_PAGE EXCERPT:_
F-Zero エフゼロ Review (SNES)
F-Zero was many things to Nintendo when it was released. It marked the first high caliber racing game Nintendo developed themselves, starred the mature character in Captain Falcon, a bounty hunter for hire, and showcased the amazing graphical capabilities of Nintendo’s 16-bit platform.
Although the original F-Zero pales in comparison to today’s racers in terms of complexity and versatility, it carries a certain charm that cannot be denied.
F-Zero captivated players and brought them to the 26th century where humans and aliens alike complete for the ultimate title – being named the F-Zero champion. It would take mastery of control, course layout and a little luck to even hope to reach this goal, and F-Zero did this all while being a mere launch title.
So what makes this game is epically awesome? Doesn’t it have its share of flaws? What can you teach me about the history of this series? All this and more shall now be covered over the course of this review.
As a racing game, the premise of F-Zero is to cross the finish line in first place. Simple really, but under the higher difficulty settings and tougher courses, this is a lot easier said than done. Multiple difficulty levels give players of all skill a chance at victory. This is a single player focused Racer. No multiplayer.
It is the 26th century. Man has ventured off into space to discover he is not alone. Far from it, many alien civilizations are quite like man himself: Interested in fame, fortune and women. So naturally enough, high stakes thrill sports are commonplace. But nowhere are the stakes higher than the F-Zero Grand Prix, a championship racing series over dozens of planets where custom built high speed hover cars race at speeds illegal everywhere else.
Utilizing the mode 7 sprite scaling capabilities of the Super Nintendo, F-Zero is a pseudo-3D racing game in a time when most games struggled with even the simplest of 3D graphical flares. The game is played in a third person view behind the car view which was universally used for racing games at the time, and is still used in racers today.
Using the system’s abilities to render sprites at different sizes while warping and rotating others, F-Zero’s engine simply looked stunning for its time. Even today’s most graphic savvy gamer can easily detect the appeal of the graphics used in F-Zero.

_LISTED ENTRIES:_

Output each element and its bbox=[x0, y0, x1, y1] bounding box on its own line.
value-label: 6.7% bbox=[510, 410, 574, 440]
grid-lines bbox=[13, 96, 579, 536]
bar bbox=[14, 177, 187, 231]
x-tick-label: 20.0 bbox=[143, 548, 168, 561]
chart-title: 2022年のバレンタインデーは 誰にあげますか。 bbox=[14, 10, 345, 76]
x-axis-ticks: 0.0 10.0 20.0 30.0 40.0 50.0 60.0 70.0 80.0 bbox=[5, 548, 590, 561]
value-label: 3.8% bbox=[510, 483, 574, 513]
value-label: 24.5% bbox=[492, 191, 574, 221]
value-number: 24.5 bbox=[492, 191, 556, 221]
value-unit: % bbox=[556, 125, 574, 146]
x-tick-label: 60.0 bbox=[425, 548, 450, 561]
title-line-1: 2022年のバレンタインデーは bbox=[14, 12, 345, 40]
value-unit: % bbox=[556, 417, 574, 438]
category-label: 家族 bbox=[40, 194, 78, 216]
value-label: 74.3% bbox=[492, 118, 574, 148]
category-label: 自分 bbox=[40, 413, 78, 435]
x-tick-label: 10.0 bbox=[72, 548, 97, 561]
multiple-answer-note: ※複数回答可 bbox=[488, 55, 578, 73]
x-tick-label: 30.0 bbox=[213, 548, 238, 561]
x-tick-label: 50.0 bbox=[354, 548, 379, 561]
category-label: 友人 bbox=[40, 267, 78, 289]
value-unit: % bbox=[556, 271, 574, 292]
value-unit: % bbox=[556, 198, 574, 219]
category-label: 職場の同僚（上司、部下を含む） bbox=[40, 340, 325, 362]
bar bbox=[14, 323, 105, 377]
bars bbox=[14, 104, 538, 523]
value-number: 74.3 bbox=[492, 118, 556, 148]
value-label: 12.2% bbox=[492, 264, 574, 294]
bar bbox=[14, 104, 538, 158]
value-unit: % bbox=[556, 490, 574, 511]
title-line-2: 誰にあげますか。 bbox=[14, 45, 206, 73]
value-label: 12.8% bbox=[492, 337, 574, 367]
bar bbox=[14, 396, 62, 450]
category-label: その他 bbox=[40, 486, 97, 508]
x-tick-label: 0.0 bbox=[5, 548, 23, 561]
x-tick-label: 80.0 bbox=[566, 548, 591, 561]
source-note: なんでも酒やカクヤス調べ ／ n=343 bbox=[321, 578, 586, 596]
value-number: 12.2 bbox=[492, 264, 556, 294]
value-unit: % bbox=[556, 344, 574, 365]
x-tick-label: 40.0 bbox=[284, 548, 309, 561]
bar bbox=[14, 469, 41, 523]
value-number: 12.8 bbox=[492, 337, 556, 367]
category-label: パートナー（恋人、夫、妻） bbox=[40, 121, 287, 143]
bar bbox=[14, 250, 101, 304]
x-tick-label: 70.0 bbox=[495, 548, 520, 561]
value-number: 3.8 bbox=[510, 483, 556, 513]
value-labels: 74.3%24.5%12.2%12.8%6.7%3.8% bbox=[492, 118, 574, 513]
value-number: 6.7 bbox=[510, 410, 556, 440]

_TASKS TO PERFORM:_
[A] Reproduce the passage of the F-Zero review between "F-Zero was many" and "mere launch title.", inclusive.
[B] According to the F-Zero review, what are the alien civilizations interested in? List each item.
The data above is separate material and not part of the F-Zero review.

_SOLUTIONS PER TASK:_
[A]
F-Zero was many things to Nintendo when it was released. It marked the first high caliber racing game Nintendo developed themselves, starred the mature character in Captain Falcon, a bounty hunter for hire, and showcased the amazing graphical capabilities of Nintendo’s 16-bit platform.
Although the original F-Zero pales in comparison to today’s racers in terms of complexity and versatility, it carries a certain charm that cannot be denied.
F-Zero captivated players and brought them to the 26th century where humans and aliens alike complete for the ultimate title – being named the F-Zero champion. It would take mastery of control, course layout and a little luck to even hope to reach this goal, and F-Zero did this all while being a mere launch title.

[B]
- Fame
- Fortune
- Women